-- BEGIN TASK MATERIAL --

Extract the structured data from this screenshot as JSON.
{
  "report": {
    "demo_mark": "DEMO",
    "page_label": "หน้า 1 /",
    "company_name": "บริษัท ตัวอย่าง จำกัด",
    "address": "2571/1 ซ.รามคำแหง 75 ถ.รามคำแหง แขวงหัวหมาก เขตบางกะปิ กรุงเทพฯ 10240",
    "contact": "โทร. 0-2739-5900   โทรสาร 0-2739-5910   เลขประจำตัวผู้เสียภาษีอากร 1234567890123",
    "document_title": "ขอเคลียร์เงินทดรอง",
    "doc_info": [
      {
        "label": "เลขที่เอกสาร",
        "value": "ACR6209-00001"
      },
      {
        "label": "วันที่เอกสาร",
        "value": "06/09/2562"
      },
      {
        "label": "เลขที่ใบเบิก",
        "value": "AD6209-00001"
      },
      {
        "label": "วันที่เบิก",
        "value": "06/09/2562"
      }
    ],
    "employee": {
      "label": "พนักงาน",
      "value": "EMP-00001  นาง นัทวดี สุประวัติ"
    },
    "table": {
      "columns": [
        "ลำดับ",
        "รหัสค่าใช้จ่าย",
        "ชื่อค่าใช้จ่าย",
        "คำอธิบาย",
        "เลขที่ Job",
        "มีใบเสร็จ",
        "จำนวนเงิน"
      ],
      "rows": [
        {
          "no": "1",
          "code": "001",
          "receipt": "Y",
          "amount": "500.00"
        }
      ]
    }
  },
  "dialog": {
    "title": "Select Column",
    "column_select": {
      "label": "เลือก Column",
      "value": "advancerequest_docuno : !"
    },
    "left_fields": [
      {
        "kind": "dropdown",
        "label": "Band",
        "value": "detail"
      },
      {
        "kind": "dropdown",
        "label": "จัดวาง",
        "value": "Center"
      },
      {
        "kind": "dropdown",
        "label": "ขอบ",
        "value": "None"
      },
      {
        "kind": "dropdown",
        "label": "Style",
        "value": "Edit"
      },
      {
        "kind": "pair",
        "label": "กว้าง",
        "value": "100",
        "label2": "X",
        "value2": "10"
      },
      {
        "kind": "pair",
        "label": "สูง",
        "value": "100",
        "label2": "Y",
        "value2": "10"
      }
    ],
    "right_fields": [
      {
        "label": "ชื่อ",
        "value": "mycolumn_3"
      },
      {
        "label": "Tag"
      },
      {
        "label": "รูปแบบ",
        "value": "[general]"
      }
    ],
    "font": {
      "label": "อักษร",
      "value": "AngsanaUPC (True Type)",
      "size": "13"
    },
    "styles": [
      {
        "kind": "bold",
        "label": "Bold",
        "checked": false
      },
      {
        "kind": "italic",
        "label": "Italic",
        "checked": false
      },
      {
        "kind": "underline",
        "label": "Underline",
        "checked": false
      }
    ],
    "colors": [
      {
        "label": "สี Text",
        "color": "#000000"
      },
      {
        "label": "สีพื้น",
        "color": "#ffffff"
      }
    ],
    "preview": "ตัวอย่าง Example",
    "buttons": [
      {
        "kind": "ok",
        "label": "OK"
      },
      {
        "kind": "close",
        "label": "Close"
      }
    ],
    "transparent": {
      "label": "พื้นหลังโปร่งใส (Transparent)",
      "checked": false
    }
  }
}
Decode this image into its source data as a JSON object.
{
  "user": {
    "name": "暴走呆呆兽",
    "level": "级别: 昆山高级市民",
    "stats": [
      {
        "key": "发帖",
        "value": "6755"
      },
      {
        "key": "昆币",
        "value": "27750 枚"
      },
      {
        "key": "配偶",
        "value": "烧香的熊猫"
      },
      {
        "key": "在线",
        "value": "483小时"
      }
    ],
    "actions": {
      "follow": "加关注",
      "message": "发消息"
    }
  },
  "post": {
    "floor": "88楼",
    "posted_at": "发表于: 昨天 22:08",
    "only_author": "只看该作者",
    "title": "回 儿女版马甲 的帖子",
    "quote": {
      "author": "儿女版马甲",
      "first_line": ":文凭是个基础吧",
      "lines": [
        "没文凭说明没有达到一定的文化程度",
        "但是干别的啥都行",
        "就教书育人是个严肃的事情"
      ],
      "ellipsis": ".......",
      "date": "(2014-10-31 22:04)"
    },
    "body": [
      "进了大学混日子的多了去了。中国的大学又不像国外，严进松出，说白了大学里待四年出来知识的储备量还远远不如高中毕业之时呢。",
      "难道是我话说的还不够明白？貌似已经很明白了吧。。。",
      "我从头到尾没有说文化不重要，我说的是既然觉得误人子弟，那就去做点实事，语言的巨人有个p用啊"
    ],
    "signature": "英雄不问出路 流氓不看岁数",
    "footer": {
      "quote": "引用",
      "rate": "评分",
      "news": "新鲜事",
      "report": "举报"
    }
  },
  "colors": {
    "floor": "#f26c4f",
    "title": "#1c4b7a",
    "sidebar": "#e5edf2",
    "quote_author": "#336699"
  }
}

-- END TASK MATERIAL --

EXERCISE DETAILS >>
Restate all of the entries above precisely.

FULL RESPONSE >>
Extract the structured data from this screenshot as JSON.
{
  "report": {
    "demo_mark": "DEMO",
    "page_label": "หน้า 1 /",
    "company_name": "บริษัท ตัวอย่าง จำกัด",
    "address": "2571/1 ซ.รามคำแหง 75 ถ.รามคำแหง แขวงหัวหมาก เขตบางกะปิ กรุงเทพฯ 10240",
    "contact": "โทร. 0-2739-5900   โทรสาร 0-2739-5910   เลขประจำตัวผู้เสียภาษีอากร 1234567890123",
    "document_title": "ขอเคลียร์เงินทดรอง",
    "doc_info": [
      {
        "label": "เลขที่เอกสาร",
        "value": "ACR6209-00001"
      },
      {
        "label": "วันที่เอกสาร",
        "value": "06/09/2562"
      },
      {
        "label": "เลขที่ใบเบิก",
        "value": "AD6209-00001"
      },
      {
        "label": "วันที่เบิก",
        "value": "06/09/2562"
      }
    ],
    "employee": {
      "label": "พนักงาน",
      "value": "EMP-00001  นาง นัทวดี สุประวัติ"
    },
    "table": {
      "columns": [
        "ลำดับ",
        "รหัสค่าใช้จ่าย",
        "ชื่อค่าใช้จ่าย",
        "คำอธิบาย",
        "เลขที่ Job",
        "มีใบเสร็จ",
        "จำนวนเงิน"
      ],
      "rows": [
        {
          "no": "1",
          "code": "001",
          "receipt": "Y",
          "amount": "500.00"
        }
      ]
    }
  },
  "dialog": {
    "title": "Select Column",
    "column_select": {
      "label": "เลือก Column",
      "value": "advancerequest_docuno : !"
    },
    "left_fields": [
      {
        "kind": "dropdown",
        "label": "Band",
        "value": "detail"
      },
      {
        "kind": "dropdown",
        "label": "จัดวาง",
        "value": "Center"
      },
      {
        "kind": "dropdown",
        "label": "ขอบ",
        "value": "None"
      },
      {
        "kind": "dropdown",
        "label": "Style",
        "value": "Edit"
      },
      {
        "kind": "pair",
        "label": "กว้าง",
        "value": "100",
        "label2": "X",
        "value2": "10"
      },
      {
        "kind": "pair",
        "label": "สูง",
        "value": "100",
        "label2": "Y",
        "value2": "10"
      }
    ],
    "right_fields": [
      {
        "label": "ชื่อ",
        "value": "mycolumn_3"
      },
      {
        "label": "Tag"
      },
      {
        "label": "รูปแบบ",
        "value": "[general]"
      }
    ],
    "font": {
      "label": "อักษร",
      "value": "AngsanaUPC (True Type)",
      "size": "13"
    },
    "styles": [
      {
        "kind": "bold",
        "label": "Bold",
        "checked": false
      },
      {
        "kind": "italic",
        "label": "Italic",
        "checked": false
      },
      {
        "kind": "underline",
        "label": "Underline",
        "checked": false
      }
    ],
    "colors": [
      {
        "label": "สี Text",
        "color": "#000000"
      },
      {
        "label": "สีพื้น",
        "color": "#ffffff"
      }
    ],
    "preview": "ตัวอย่าง Example",
    "buttons": [
      {
        "kind": "ok",
        "label": "OK"
      },
      {
        "kind": "close",
        "label": "Close"
      }
    ],
    "transparent": {
      "label": "พื้นหลังโปร่งใส (Transparent)",
      "checked": false
    }
  }
}
Decode this image into its source data as a JSON object.
{
  "user": {
    "name": "暴走呆呆兽",
    "level": "级别: 昆山高级市民",
    "stats": [
      {
        "key": "发帖",
        "value": "6755"
      },
      {
        "key": "昆币",
        "value": "27750 枚"
      },
      {
        "key": "配偶",
        "value": "烧香的熊猫"
      },
      {
        "key": "在线",
        "value": "483小时"
      }
    ],
    "actions": {
      "follow": "加关注",
      "message": "发消息"
    }
  },
  "post": {
    "floor": "88楼",
    "posted_at": "发表于: 昨天 22:08",
    "only_author": "只看该作者",
    "title": "回 儿女版马甲 的帖子",
    "quote": {
      "author": "儿女版马甲",
      "first_line": ":文凭是个基础吧",
      "lines": [
        "没文凭说明没有达到一定的文化程度",
        "但是干别的啥都行",
        "就教书育人是个严肃的事情"
      ],
      "ellipsis": ".......",
      "date": "(2014-10-31 22:04)"
    },
    "body": [
      "进了大学混日子的多了去了。中国的大学又不像国外，严进松出，说白了大学里待四年出来知识的储备量还远远不如高中毕业之时呢。",
      "难道是我话说的还不够明白？貌似已经很明白了吧。。。",
      "我从头到尾没有说文化不重要，我说的是既然觉得误人子弟，那就去做点实事，语言的巨人有个p用啊"
    ],
    "signature": "英雄不问出路 流氓不看岁数",
    "footer": {
      "quote": "引用",
      "rate": "评分",
      "news": "新鲜事",
      "report": "举报"
    }
  },
  "colors": {
    "floor": "#f26c4f",
    "title": "#1c4b7a",
    "sidebar": "#e5edf2",
    "quote_author": "#336699"
  }
}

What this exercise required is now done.